**DATA FOR PROCESSING:**
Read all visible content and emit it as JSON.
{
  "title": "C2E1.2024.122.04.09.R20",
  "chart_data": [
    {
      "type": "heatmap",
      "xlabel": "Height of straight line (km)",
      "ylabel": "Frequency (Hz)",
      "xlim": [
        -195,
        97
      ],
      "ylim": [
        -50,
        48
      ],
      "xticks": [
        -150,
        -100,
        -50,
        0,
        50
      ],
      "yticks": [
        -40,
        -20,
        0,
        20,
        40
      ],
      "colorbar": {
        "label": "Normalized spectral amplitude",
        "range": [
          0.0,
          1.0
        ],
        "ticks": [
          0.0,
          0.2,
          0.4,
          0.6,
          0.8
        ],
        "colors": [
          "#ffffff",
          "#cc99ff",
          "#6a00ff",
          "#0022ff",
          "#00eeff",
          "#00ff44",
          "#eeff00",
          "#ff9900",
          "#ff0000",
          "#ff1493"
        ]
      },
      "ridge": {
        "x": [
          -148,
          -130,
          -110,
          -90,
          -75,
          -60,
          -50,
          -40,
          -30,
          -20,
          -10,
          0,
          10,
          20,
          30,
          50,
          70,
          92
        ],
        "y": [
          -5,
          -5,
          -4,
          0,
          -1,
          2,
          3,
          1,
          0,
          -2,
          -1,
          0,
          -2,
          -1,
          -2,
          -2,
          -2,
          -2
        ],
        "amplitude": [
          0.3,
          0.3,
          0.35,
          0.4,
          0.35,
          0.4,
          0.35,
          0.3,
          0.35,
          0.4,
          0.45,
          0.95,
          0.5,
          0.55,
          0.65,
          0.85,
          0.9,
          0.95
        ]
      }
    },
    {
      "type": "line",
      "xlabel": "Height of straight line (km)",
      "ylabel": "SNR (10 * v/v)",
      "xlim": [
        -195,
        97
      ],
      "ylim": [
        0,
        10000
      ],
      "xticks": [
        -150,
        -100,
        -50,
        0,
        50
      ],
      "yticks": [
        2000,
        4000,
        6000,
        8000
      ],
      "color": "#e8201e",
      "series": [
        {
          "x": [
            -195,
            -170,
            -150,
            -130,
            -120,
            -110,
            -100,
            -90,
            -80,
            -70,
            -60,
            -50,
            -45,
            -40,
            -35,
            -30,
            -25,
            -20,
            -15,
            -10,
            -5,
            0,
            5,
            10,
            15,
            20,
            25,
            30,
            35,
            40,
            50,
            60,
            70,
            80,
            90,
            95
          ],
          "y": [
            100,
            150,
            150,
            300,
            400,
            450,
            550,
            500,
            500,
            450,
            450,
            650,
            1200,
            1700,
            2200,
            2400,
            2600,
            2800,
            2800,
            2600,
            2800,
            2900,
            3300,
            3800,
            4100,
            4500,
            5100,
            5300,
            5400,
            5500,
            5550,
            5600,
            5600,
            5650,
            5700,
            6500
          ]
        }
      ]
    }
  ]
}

**EXERCISE GOAL:** Track down all lines above with the string "amplitude" and copy them.

**ANSWER TO THE TASK:**
        "label": "Normalized spectral amplitude",
        "amplitude": [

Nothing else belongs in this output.